» Required work
The records below must be retyped exactly.

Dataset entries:

■ ■ ■

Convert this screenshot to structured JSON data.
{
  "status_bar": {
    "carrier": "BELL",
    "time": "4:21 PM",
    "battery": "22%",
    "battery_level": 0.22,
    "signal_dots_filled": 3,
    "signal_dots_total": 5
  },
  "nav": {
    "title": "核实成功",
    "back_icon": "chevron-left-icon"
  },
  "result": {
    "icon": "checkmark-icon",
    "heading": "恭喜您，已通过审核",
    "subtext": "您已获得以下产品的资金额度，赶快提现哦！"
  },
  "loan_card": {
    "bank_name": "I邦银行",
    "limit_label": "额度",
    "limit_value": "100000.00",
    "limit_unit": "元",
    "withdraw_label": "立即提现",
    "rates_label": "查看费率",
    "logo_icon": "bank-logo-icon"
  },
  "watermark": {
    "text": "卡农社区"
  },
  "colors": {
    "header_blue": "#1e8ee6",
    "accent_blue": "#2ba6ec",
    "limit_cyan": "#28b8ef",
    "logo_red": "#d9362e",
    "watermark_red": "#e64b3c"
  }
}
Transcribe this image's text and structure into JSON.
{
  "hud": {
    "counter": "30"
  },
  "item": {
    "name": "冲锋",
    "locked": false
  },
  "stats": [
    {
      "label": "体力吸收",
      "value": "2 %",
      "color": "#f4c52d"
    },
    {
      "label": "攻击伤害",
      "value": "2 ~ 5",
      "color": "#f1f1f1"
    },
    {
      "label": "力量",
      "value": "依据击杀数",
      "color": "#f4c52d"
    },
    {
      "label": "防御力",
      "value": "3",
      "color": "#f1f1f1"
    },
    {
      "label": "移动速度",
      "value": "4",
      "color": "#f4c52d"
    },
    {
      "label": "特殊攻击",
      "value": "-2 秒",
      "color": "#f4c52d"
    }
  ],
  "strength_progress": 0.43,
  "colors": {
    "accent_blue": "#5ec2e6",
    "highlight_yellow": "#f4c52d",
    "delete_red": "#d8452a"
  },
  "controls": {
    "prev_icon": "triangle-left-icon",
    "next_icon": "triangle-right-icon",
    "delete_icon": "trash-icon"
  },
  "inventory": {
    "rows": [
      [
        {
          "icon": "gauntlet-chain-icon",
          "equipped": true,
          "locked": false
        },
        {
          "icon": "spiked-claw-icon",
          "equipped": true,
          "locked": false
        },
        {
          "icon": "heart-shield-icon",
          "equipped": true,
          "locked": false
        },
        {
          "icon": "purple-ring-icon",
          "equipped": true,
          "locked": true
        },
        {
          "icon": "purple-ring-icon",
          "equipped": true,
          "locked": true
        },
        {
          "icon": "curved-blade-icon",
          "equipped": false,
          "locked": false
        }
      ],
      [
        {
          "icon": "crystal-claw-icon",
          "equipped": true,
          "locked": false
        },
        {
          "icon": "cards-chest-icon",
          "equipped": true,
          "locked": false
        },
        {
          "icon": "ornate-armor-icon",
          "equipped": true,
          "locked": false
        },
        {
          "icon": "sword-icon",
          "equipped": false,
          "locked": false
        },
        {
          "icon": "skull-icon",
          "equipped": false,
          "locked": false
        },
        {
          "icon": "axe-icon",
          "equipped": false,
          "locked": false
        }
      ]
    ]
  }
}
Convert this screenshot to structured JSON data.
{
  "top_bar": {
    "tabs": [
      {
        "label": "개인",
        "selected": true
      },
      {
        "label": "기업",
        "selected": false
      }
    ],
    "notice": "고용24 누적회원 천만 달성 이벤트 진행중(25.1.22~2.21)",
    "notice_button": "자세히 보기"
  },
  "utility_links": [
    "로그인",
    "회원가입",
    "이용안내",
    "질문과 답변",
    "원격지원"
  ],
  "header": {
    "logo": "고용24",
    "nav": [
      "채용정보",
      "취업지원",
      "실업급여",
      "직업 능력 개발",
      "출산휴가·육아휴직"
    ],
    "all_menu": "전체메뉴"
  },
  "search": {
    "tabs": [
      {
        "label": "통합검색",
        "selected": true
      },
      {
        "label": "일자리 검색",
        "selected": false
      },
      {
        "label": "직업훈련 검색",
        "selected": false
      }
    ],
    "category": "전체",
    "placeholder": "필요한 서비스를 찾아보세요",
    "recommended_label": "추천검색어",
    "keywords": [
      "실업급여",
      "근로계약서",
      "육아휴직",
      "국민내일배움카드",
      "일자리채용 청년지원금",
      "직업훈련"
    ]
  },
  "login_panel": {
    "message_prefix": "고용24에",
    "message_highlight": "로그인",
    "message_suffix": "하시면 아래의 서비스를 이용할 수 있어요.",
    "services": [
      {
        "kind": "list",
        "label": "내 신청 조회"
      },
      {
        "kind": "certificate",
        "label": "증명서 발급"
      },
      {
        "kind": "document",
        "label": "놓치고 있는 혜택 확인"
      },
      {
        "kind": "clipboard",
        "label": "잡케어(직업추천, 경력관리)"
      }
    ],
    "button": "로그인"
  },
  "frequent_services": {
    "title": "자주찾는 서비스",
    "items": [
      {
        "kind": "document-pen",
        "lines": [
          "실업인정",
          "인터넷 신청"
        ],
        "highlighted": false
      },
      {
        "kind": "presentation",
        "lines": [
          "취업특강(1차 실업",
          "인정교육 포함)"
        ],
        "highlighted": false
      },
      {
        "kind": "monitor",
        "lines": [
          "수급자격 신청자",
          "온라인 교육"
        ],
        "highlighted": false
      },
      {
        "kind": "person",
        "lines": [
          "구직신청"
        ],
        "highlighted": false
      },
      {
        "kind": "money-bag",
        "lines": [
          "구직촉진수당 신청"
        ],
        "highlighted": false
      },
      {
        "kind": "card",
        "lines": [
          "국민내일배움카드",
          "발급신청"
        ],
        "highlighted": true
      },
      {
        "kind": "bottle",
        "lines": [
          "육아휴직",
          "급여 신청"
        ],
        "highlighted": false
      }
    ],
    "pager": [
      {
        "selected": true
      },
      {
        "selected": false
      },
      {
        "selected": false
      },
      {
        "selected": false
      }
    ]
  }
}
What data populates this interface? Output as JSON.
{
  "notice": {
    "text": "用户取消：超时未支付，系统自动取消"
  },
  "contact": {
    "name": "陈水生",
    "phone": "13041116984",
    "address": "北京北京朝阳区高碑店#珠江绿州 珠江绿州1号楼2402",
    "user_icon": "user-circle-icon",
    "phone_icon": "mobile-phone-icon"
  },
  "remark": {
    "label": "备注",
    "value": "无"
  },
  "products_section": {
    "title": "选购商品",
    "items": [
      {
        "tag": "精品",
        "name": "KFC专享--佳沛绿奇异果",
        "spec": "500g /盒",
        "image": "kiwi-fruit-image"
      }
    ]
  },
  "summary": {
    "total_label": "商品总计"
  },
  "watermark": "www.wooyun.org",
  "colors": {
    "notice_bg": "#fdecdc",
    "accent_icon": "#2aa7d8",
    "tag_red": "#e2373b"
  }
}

■ ■ ■

» Right answer
Convert this screenshot to structured JSON data.
{
  "status_bar": {
    "carrier": "BELL",
    "time": "4:21 PM",
    "battery": "22%",
    "battery_level": 0.22,
    "signal_dots_filled": 3,
    "signal_dots_total": 5
  },
  "nav": {
    "title": "核实成功",
    "back_icon": "chevron-left-icon"
  },
  "result": {
    "icon": "checkmark-icon",
    "heading": "恭喜您，已通过审核",
    "subtext": "您已获得以下产品的资金额度，赶快提现哦！"
  },
  "loan_card": {
    "bank_name": "I邦银行",
    "limit_label": "额度",
    "limit_value": "100000.00",
    "limit_unit": "元",
    "withdraw_label": "立即提现",
    "rates_label": "查看费率",
    "logo_icon": "bank-logo-icon"
  },
  "watermark": {
    "text": "卡农社区"
  },
  "colors": {
    "header_blue": "#1e8ee6",
    "accent_blue": "#2ba6ec",
    "limit_cyan": "#28b8ef",
    "logo_red": "#d9362e",
    "watermark_red": "#e64b3c"
  }
}
Transcribe this image's text and structure into JSON.
{
  "hud": {
    "counter": "30"
  },
  "item": {
    "name": "冲锋",
    "locked": false
  },
  "stats": [
    {
      "label": "体力吸收",
      "value": "2 %",
      "color": "#f4c52d"
    },
    {
      "label": "攻击伤害",
      "value": "2 ~ 5",
      "color": "#f1f1f1"
    },
    {
      "label": "力量",
      "value": "依据击杀数",
      "color": "#f4c52d"
    },
    {
      "label": "防御力",
      "value": "3",
      "color": "#f1f1f1"
    },
    {
      "label": "移动速度",
      "value": "4",
      "color": "#f4c52d"
    },
    {
      "label": "特殊攻击",
      "value": "-2 秒",
      "color": "#f4c52d"
    }
  ],
  "strength_progress": 0.43,
  "colors": {
    "accent_blue": "#5ec2e6",
    "highlight_yellow": "#f4c52d",
    "delete_red": "#d8452a"
  },
  "controls": {
    "prev_icon": "triangle-left-icon",
    "next_icon": "triangle-right-icon",
    "delete_icon": "trash-icon"
  },
  "inventory": {
    "rows": [
      [
        {
          "icon": "gauntlet-chain-icon",
          "equipped": true,
          "locked": false
        },
        {
          "icon": "spiked-claw-icon",
          "equipped": true,
          "locked": false
        },
        {
          "icon": "heart-shield-icon",
          "equipped": true,
          "locked": false
        },
        {
          "icon": "purple-ring-icon",
          "equipped": true,
          "locked": true
        },
        {
          "icon": "purple-ring-icon",
          "equipped": true,
          "locked": true
        },
        {
          "icon": "curved-blade-icon",
          "equipped": false,
          "locked": false
        }
      ],
      [
        {
          "icon": "crystal-claw-icon",
          "equipped": true,
          "locked": false
        },
        {
          "icon": "cards-chest-icon",
          "equipped": true,
          "locked": false
        },
        {
          "icon": "ornate-armor-icon",
          "equipped": true,
          "locked": false
        },
        {
          "icon": "sword-icon",
          "equipped": false,
          "locked": false
        },
        {
          "icon": "skull-icon",
          "equipped": false,
          "locked": false
        },
        {
          "icon": "axe-icon",
          "equipped": false,
          "locked": false
        }
      ]
    ]
  }
}
Convert this screenshot to structured JSON data.
{
  "top_bar": {
    "tabs": [
      {
        "label": "개인",
        "selected": true
      },
      {
        "label": "기업",
        "selected": false
      }
    ],
    "notice": "고용24 누적회원 천만 달성 이벤트 진행중(25.1.22~2.21)",
    "notice_button": "자세히 보기"
  },
  "utility_links": [
    "로그인",
    "회원가입",
    "이용안내",
    "질문과 답변",
    "원격지원"
  ],
  "header": {
    "logo": "고용24",
    "nav": [
      "채용정보",
      "취업지원",
      "실업급여",
      "직업 능력 개발",
      "출산휴가·육아휴직"
    ],
    "all_menu": "전체메뉴"
  },
  "search": {
    "tabs": [
      {
        "label": "통합검색",
        "selected": true
      },
      {
        "label": "일자리 검색",
        "selected": false
      },
      {
        "label": "직업훈련 검색",
        "selected": false
      }
    ],
    "category": "전체",
    "placeholder": "필요한 서비스를 찾아보세요",
    "recommended_label": "추천검색어",
    "keywords": [
      "실업급여",
      "근로계약서",
      "육아휴직",
      "국민내일배움카드",
      "일자리채용 청년지원금",
      "직업훈련"
    ]
  },
  "login_panel": {
    "message_prefix": "고용24에",
    "message_highlight": "로그인",
    "message_suffix": "하시면 아래의 서비스를 이용할 수 있어요.",
    "services": [
      {
        "kind": "list",
        "label": "내 신청 조회"
      },
      {
        "kind": "certificate",
        "label": "증명서 발급"
      },
      {
        "kind": "document",
        "label": "놓치고 있는 혜택 확인"
      },
      {
        "kind": "clipboard",
        "label": "잡케어(직업추천, 경력관리)"
      }
    ],
    "button": "로그인"
  },
  "frequent_services": {
    "title": "자주찾는 서비스",
    "items": [
      {
        "kind": "document-pen",
        "lines": [
          "실업인정",
          "인터넷 신청"
        ],
        "highlighted": false
      },
      {
        "kind": "presentation",
        "lines": [
          "취업특강(1차 실업",
          "인정교육 포함)"
        ],
        "highlighted": false
      },
      {
        "kind": "monitor",
        "lines": [
          "수급자격 신청자",
          "온라인 교육"
        ],
        "highlighted": false
      },
      {
        "kind": "person",
        "lines": [
          "구직신청"
        ],
        "highlighted": false
      },
      {
        "kind": "money-bag",
        "lines": [
          "구직촉진수당 신청"
        ],
        "highlighted": false
      },
      {
        "kind": "card",
        "lines": [
          "국민내일배움카드",
          "발급신청"
        ],
        "highlighted": true
      },
      {
        "kind": "bottle",
        "lines": [
          "육아휴직",
          "급여 신청"
        ],
        "highlighted": false
      }
    ],
    "pager": [
      {
        "selected": true
      },
      {
        "selected": false
      },
      {
        "selected": false
      },
      {
        "selected": false
      }
    ]
  }
}
What data populates this interface? Output as JSON.
{
  "notice": {
    "text": "用户取消：超时未支付，系统自动取消"
  },
  "contact": {
    "name": "陈水生",
    "phone": "13041116984",
    "address": "北京北京朝阳区高碑店#珠江绿州 珠江绿州1号楼2402",
    "user_icon": "user-circle-icon",
    "phone_icon": "mobile-phone-icon"
  },
  "remark": {
    "label": "备注",
    "value": "无"
  },
  "products_section": {
    "title": "选购商品",
    "items": [
      {
        "tag": "精品",
        "name": "KFC专享--佳沛绿奇异果",
        "spec": "500g /盒",
        "image": "kiwi-fruit-image"
      }
    ]
  },
  "summary": {
    "total_label": "商品总计"
  },
  "watermark": "www.wooyun.org",
  "colors": {
    "notice_bg": "#fdecdc",
    "accent_icon": "#2aa7d8",
    "tag_red": "#e2373b"
  }
}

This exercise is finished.